═════ Stored data

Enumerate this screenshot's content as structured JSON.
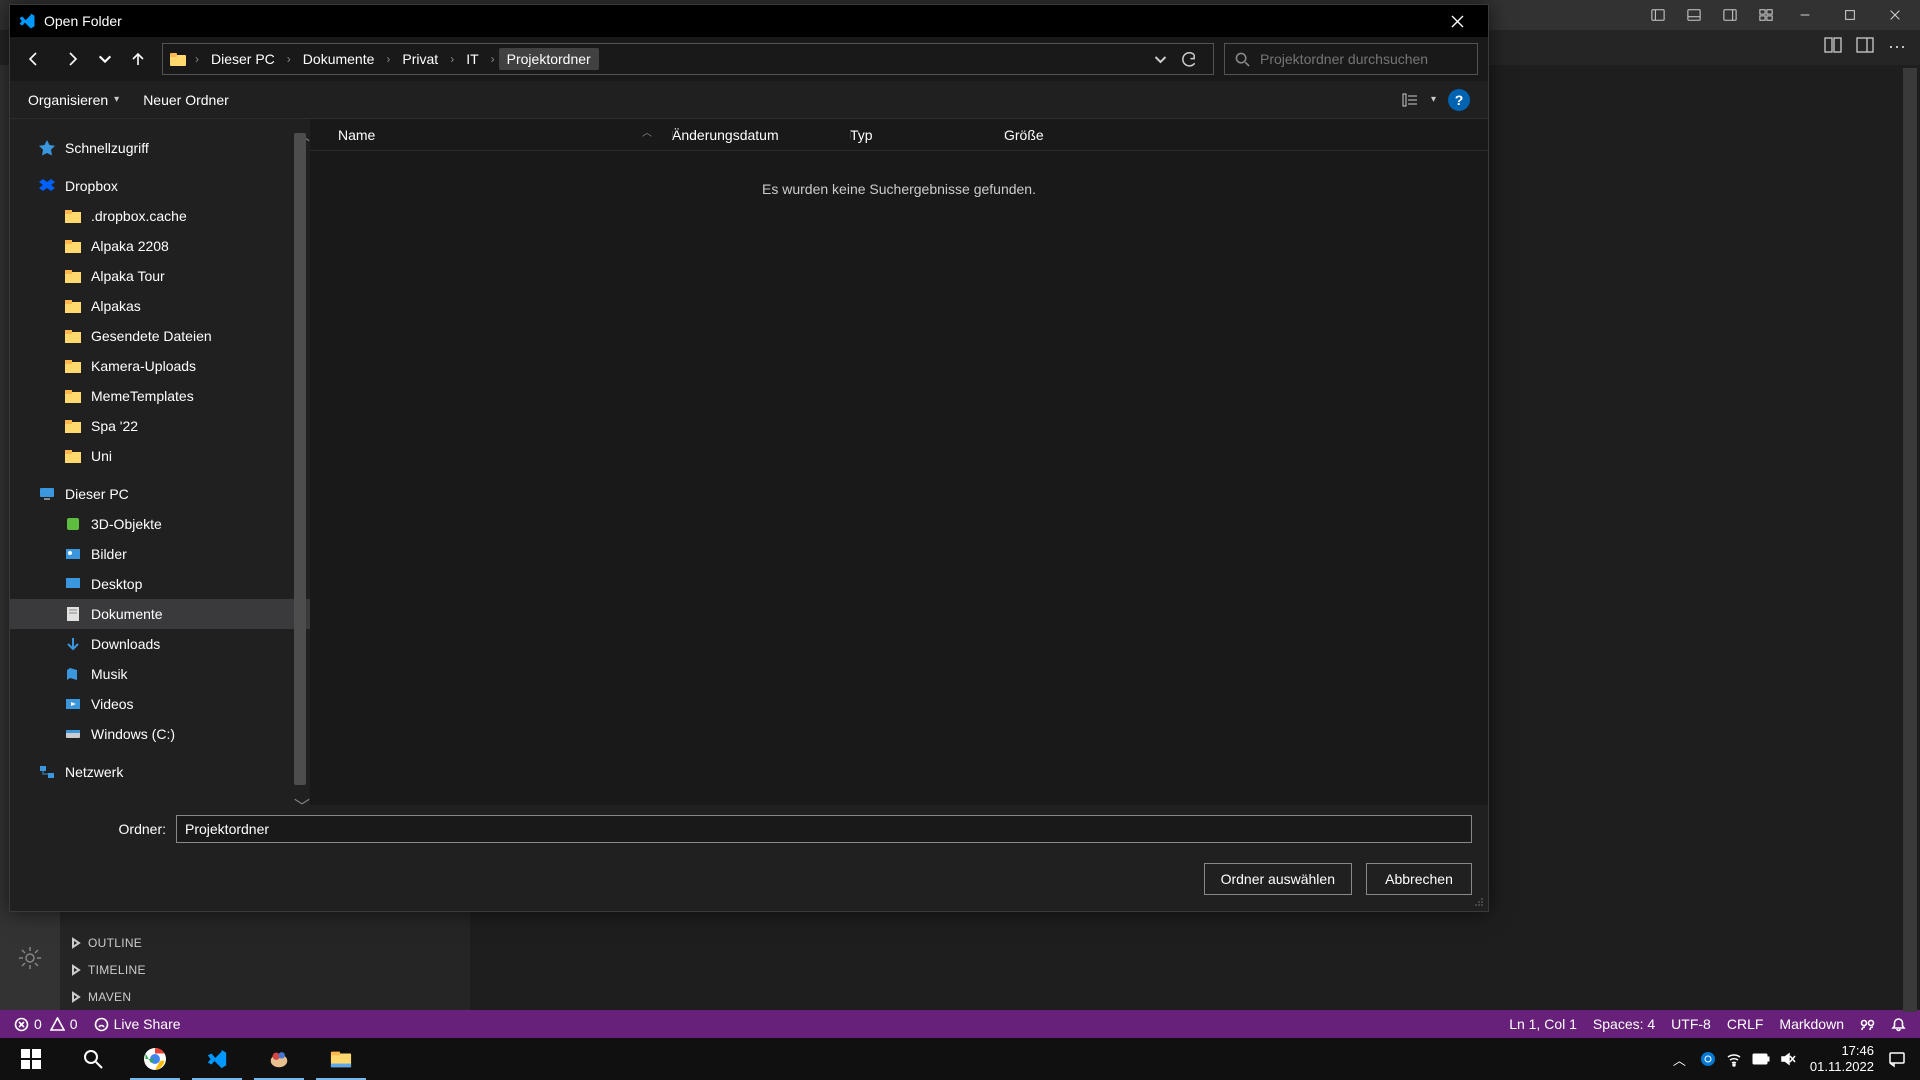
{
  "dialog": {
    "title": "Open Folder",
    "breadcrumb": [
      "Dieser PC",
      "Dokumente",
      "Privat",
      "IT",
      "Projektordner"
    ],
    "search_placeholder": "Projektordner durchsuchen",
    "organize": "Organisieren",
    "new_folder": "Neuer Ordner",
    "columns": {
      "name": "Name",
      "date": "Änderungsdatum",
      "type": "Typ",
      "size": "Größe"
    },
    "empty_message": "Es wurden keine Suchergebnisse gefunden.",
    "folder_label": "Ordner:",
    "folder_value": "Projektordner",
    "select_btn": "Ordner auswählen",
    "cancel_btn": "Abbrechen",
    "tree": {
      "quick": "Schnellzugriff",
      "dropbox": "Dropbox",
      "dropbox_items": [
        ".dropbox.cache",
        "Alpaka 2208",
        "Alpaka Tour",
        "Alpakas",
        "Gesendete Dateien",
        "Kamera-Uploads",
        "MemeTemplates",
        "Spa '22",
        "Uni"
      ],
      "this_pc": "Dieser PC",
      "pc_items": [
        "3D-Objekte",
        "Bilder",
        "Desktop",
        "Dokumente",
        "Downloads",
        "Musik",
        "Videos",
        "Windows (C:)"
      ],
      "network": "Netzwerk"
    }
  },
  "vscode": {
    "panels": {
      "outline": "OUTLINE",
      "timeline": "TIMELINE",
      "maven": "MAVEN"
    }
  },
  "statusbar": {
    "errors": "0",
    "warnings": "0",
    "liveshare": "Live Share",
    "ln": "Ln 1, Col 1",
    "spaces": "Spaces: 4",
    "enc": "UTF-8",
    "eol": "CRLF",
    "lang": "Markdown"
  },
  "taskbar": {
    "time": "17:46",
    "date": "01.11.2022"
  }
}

══════════

### Instructions for the task
Do not include images; quote all of the entries above exactly.

### Solution
Enumerate this screenshot's content as structured JSON.
{
  "dialog": {
    "title": "Open Folder",
    "breadcrumb": [
      "Dieser PC",
      "Dokumente",
      "Privat",
      "IT",
      "Projektordner"
    ],
    "search_placeholder": "Projektordner durchsuchen",
    "organize": "Organisieren",
    "new_folder": "Neuer Ordner",
    "columns": {
      "name": "Name",
      "date": "Änderungsdatum",
      "type": "Typ",
      "size": "Größe"
    },
    "empty_message": "Es wurden keine Suchergebnisse gefunden.",
    "folder_label": "Ordner:",
    "folder_value": "Projektordner",
    "select_btn": "Ordner auswählen",
    "cancel_btn": "Abbrechen",
    "tree": {
      "quick": "Schnellzugriff",
      "dropbox": "Dropbox",
      "dropbox_items": [
        ".dropbox.cache",
        "Alpaka 2208",
        "Alpaka Tour",
        "Alpakas",
        "Gesendete Dateien",
        "Kamera-Uploads",
        "MemeTemplates",
        "Spa '22",
        "Uni"
      ],
      "this_pc": "Dieser PC",
      "pc_items": [
        "3D-Objekte",
        "Bilder",
        "Desktop",
        "Dokumente",
        "Downloads",
        "Musik",
        "Videos",
        "Windows (C:)"
      ],
      "network": "Netzwerk"
    }
  },
  "vscode": {
    "panels": {
      "outline": "OUTLINE",
      "timeline": "TIMELINE",
      "maven": "MAVEN"
    }
  },
  "statusbar": {
    "errors": "0",
    "warnings": "0",
    "liveshare": "Live Share",
    "ln": "Ln 1, Col 1",
    "spaces": "Spaces: 4",
    "enc": "UTF-8",
    "eol": "CRLF",
    "lang": "Markdown"
  },
  "taskbar": {
    "time": "17:46",
    "date": "01.11.2022"
  }
}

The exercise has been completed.